## WHAT YOU WILL DO
Scan the entries below and extract each line with the word "surface" in it.

## SOURCE RECORDS
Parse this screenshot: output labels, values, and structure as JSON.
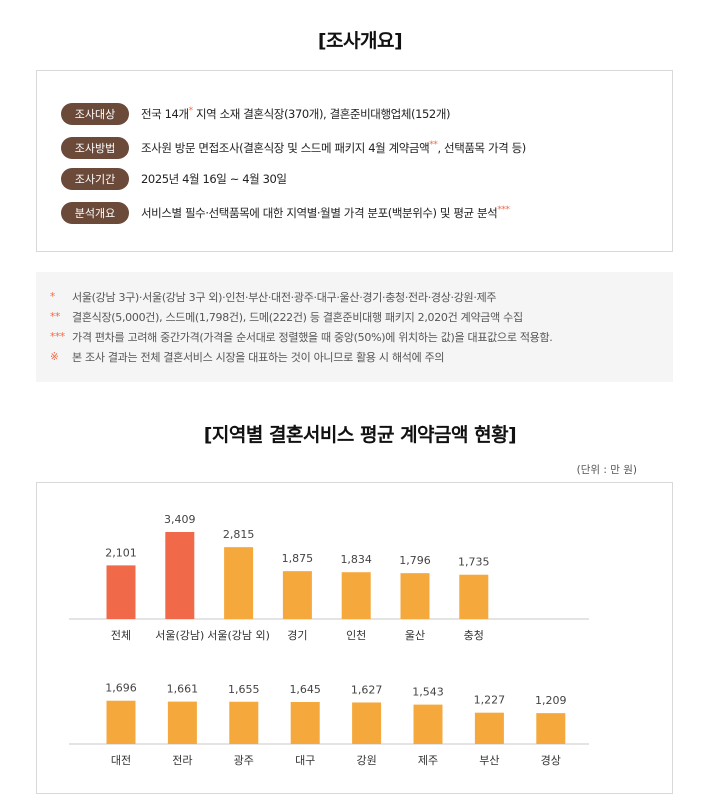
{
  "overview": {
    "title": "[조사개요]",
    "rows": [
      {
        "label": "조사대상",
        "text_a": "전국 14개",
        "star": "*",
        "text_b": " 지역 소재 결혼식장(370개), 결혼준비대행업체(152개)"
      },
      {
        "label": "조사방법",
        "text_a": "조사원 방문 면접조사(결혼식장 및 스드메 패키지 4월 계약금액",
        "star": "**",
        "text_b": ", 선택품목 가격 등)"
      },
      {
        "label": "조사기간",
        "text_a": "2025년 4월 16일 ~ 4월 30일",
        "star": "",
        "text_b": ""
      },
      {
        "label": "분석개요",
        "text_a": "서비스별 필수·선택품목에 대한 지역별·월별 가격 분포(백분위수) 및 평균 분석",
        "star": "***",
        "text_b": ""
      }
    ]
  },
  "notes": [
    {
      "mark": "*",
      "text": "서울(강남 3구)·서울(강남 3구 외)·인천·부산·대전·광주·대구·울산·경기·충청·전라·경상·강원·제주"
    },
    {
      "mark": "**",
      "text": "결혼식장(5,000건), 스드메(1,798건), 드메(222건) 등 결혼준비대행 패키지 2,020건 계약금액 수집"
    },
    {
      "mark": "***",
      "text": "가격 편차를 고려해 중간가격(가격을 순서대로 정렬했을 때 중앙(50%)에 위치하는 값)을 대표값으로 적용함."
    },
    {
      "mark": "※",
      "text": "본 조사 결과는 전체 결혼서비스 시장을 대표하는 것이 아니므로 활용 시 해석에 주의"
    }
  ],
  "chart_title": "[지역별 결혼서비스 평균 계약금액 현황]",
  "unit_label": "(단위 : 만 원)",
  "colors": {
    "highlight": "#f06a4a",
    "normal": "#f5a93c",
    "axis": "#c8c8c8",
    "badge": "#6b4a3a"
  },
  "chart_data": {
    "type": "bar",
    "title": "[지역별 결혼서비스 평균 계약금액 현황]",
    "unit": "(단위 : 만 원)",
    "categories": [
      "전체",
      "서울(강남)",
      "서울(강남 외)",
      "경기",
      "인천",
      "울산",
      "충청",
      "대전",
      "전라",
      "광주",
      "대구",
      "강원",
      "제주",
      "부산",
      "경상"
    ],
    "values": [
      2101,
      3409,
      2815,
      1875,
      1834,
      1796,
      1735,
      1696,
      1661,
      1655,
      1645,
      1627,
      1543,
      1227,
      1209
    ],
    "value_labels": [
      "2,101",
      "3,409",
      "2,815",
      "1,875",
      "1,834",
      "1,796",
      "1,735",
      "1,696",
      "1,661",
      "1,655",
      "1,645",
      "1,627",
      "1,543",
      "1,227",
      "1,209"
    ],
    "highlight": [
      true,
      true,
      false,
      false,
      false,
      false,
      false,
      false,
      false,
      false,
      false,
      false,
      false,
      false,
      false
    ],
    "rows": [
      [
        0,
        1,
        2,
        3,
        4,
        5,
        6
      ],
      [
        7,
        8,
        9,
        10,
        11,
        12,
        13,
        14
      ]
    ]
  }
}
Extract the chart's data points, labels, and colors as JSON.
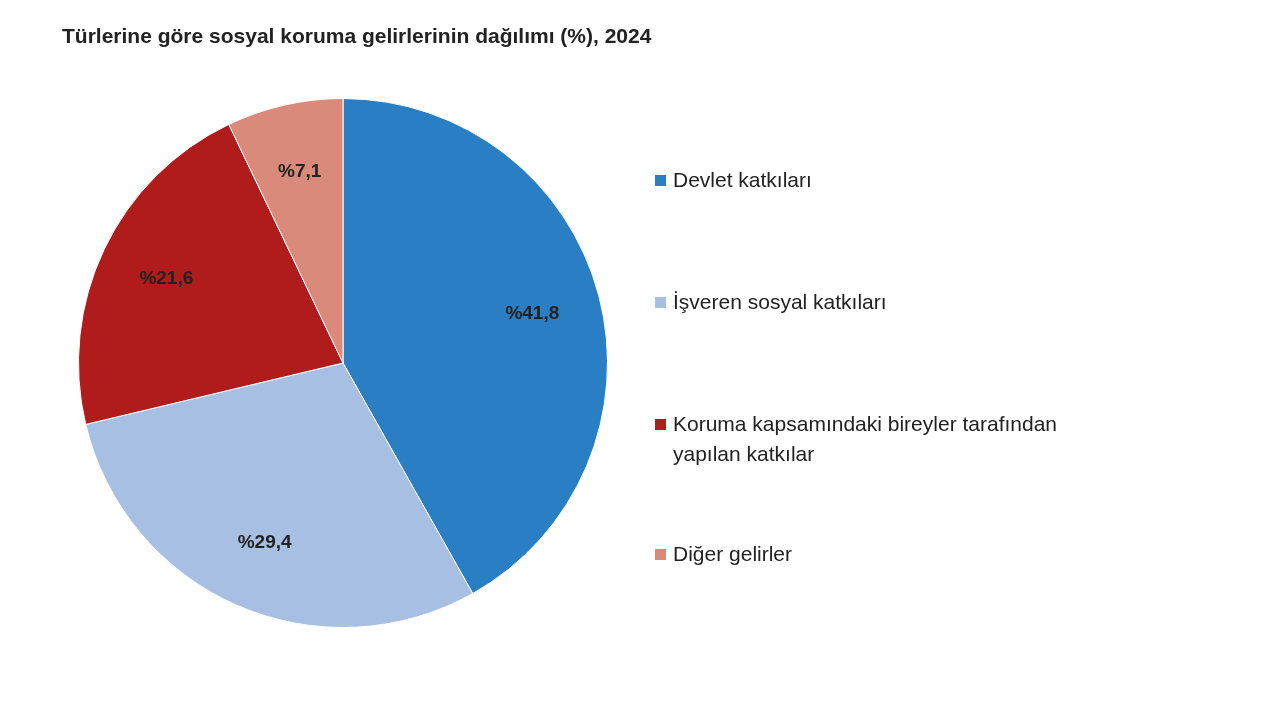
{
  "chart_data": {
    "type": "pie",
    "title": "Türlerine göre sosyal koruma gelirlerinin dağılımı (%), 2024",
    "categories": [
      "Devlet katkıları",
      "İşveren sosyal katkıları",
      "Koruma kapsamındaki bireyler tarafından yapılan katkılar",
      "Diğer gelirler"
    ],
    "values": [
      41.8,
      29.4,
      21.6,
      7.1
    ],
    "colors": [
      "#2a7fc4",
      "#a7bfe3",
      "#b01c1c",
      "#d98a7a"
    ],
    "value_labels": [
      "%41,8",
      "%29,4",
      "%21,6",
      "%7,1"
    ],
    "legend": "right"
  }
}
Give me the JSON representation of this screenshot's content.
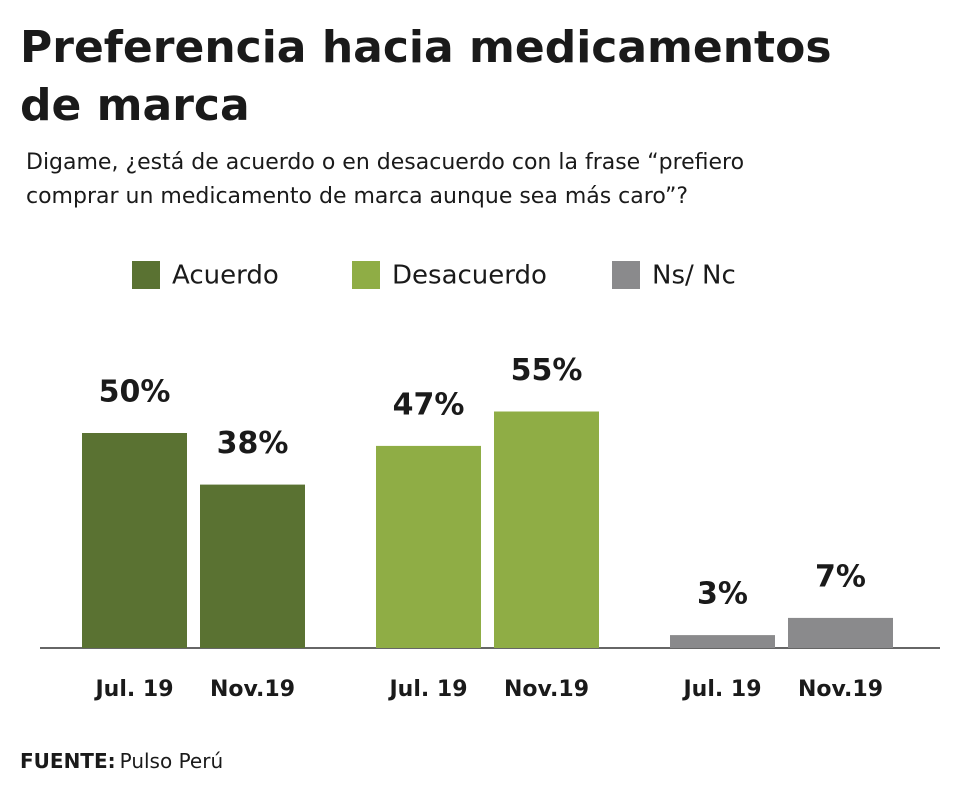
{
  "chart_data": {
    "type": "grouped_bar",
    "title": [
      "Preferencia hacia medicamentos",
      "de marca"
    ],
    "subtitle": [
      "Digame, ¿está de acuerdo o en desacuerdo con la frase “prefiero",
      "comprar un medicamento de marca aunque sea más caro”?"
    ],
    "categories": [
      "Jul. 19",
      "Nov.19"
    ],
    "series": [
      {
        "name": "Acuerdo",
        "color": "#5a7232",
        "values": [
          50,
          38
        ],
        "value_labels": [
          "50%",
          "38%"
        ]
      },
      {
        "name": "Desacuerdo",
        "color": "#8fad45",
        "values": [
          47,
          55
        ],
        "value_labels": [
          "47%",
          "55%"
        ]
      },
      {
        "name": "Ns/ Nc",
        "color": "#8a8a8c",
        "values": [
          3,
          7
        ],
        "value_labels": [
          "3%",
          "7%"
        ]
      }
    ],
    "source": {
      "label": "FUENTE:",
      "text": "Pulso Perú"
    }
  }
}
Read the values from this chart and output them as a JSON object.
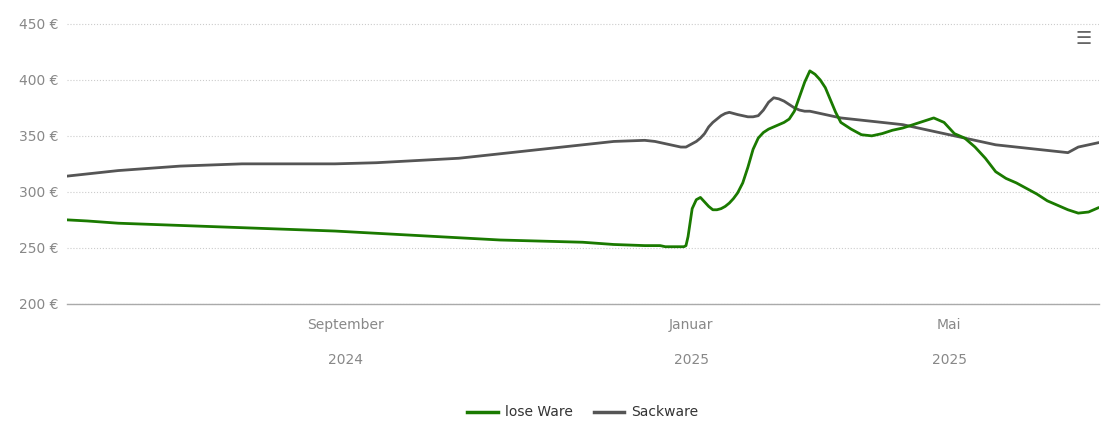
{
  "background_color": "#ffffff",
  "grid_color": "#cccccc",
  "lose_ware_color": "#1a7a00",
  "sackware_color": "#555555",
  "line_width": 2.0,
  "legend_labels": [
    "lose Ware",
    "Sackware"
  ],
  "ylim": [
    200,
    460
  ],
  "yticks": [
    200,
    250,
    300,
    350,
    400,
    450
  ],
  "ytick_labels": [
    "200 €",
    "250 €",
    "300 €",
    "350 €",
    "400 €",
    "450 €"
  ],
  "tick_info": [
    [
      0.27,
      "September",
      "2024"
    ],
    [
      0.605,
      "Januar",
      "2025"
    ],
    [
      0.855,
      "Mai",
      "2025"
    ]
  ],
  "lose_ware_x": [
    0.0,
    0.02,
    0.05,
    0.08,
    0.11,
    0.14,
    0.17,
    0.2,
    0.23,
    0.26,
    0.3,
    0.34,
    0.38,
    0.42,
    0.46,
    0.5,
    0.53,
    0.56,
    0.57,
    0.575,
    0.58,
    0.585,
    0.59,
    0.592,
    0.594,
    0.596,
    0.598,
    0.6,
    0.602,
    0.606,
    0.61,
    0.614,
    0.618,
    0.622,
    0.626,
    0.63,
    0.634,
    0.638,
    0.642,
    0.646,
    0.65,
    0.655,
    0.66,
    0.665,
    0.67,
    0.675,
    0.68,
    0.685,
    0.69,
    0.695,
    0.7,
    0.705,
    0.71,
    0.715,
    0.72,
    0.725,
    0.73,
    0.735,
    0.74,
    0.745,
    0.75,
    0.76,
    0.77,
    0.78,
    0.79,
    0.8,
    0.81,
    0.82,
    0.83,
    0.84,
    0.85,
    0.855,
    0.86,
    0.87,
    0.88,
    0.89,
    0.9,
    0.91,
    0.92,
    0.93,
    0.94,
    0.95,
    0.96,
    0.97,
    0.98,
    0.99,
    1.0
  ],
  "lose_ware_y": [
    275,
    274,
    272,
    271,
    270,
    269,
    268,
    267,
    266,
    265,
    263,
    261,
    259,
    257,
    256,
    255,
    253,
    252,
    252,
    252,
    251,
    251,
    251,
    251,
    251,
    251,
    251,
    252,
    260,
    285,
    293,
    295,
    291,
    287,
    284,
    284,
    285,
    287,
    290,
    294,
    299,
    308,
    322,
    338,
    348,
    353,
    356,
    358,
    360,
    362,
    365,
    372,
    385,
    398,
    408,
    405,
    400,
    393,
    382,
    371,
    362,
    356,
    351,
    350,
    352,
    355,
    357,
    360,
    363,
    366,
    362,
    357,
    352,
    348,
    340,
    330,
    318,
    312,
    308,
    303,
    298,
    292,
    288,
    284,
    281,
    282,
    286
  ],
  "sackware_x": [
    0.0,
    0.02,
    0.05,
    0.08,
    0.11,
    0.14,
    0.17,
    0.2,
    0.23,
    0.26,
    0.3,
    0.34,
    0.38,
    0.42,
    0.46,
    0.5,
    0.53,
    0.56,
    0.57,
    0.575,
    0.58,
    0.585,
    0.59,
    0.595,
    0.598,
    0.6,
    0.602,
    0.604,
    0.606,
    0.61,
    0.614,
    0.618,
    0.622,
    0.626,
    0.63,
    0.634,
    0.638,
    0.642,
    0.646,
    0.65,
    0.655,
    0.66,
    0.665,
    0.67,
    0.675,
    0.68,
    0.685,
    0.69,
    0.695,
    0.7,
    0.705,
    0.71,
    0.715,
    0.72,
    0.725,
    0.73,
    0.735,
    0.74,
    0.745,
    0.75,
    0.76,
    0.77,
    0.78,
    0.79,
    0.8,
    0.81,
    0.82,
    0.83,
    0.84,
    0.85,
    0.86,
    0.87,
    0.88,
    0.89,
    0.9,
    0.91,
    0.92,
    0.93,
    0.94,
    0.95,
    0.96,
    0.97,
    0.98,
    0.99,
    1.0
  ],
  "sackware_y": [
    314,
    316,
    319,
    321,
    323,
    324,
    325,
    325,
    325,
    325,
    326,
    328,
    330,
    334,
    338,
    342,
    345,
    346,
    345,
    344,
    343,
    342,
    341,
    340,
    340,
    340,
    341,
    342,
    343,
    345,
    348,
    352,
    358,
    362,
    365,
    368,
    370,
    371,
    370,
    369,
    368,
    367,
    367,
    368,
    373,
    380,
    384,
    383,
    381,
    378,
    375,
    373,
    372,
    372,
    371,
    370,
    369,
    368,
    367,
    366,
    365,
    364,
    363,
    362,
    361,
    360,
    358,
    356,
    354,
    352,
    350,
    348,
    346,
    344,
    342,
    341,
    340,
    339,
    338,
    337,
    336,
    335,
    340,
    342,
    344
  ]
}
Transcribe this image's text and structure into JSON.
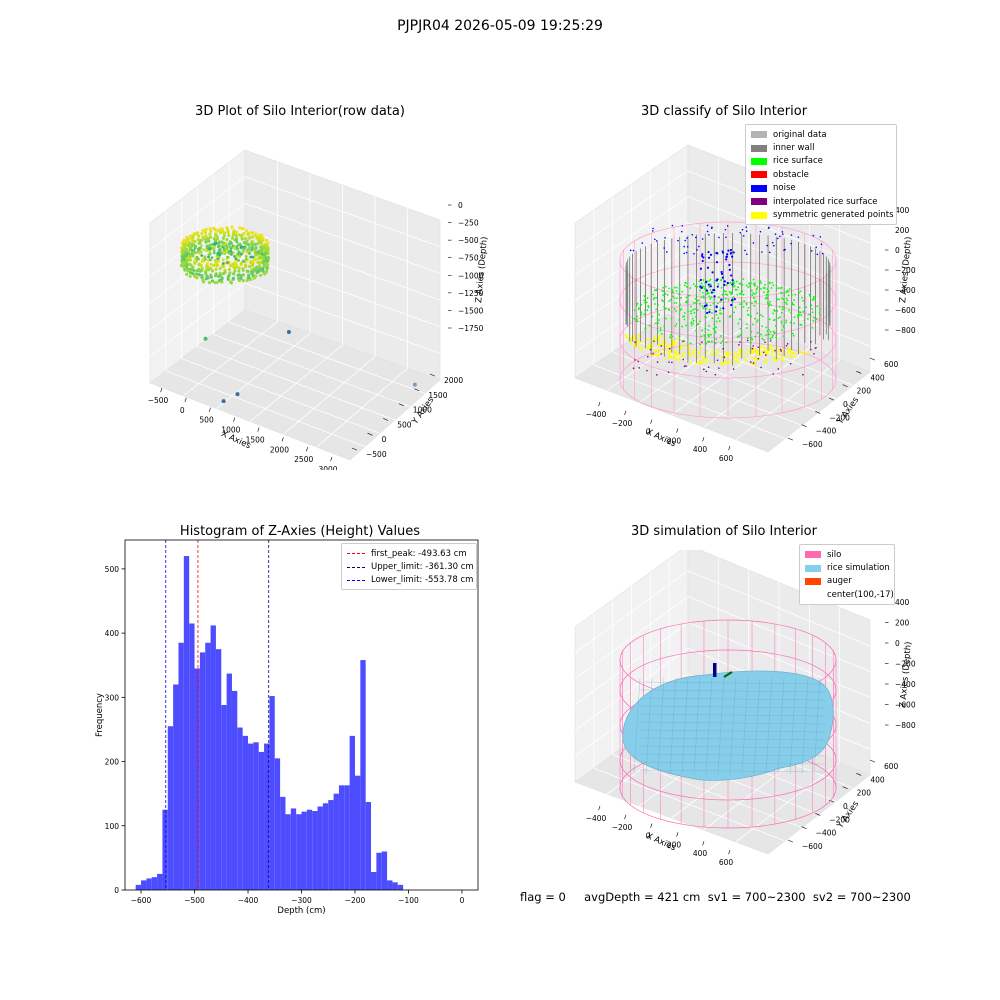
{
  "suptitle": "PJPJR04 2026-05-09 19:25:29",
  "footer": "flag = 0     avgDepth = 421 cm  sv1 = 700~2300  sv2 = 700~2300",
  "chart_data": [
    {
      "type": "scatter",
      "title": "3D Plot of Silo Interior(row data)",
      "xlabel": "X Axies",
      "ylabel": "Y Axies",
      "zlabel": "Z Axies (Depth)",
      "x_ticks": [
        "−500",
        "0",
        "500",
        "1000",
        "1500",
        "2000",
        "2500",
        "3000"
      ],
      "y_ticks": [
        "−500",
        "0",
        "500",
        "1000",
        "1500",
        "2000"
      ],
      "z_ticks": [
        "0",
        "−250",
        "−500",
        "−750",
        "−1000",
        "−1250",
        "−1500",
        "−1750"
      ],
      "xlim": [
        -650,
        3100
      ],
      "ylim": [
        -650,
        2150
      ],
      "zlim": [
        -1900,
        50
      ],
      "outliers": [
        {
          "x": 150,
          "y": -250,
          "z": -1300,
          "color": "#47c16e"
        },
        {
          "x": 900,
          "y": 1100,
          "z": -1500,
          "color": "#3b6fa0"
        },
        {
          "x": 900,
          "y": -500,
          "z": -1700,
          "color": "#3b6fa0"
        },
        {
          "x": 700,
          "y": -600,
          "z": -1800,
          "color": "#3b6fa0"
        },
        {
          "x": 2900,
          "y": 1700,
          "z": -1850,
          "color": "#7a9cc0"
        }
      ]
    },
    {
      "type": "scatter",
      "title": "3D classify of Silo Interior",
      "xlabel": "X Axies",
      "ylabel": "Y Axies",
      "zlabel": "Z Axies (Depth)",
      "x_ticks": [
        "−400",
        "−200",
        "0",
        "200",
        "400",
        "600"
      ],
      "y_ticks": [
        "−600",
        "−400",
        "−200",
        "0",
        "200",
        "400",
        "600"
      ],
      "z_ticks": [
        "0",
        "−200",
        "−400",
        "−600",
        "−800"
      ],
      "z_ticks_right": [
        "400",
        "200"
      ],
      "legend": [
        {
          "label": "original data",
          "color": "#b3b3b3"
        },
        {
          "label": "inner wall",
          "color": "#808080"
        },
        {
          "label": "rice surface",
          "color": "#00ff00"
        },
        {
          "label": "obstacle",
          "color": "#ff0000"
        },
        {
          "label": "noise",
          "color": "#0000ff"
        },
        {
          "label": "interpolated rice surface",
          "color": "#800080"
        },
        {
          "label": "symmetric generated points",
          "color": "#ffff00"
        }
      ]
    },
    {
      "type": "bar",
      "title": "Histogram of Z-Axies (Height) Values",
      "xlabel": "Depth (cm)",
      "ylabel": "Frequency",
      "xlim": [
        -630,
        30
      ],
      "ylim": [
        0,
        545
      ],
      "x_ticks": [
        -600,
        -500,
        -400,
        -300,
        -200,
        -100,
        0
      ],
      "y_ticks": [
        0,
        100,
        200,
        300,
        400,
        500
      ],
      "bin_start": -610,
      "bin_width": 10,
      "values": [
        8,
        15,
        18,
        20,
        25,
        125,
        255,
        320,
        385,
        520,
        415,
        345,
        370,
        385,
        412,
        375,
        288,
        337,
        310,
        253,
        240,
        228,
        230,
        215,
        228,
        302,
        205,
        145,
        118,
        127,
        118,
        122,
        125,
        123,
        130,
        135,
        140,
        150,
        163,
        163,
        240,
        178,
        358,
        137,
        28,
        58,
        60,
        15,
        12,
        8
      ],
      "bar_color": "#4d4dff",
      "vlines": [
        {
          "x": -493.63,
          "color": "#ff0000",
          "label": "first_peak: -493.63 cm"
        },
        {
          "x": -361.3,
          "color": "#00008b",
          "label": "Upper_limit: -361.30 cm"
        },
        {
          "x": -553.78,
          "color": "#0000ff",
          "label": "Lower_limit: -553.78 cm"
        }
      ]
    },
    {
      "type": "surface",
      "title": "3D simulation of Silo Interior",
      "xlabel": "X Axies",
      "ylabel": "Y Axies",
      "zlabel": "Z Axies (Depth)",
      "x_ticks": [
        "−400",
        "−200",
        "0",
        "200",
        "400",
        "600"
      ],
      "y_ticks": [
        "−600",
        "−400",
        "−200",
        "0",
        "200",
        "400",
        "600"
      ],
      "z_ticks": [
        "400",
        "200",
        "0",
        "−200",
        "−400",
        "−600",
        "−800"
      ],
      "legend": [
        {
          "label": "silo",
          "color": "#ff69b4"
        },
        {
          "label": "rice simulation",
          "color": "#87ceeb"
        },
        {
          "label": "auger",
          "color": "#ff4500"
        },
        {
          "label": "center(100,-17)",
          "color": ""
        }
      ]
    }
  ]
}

## CORRECT RESPONSE
          "label": "rice surface",
          "label": "interpolated rice surface",
      "type": "surface",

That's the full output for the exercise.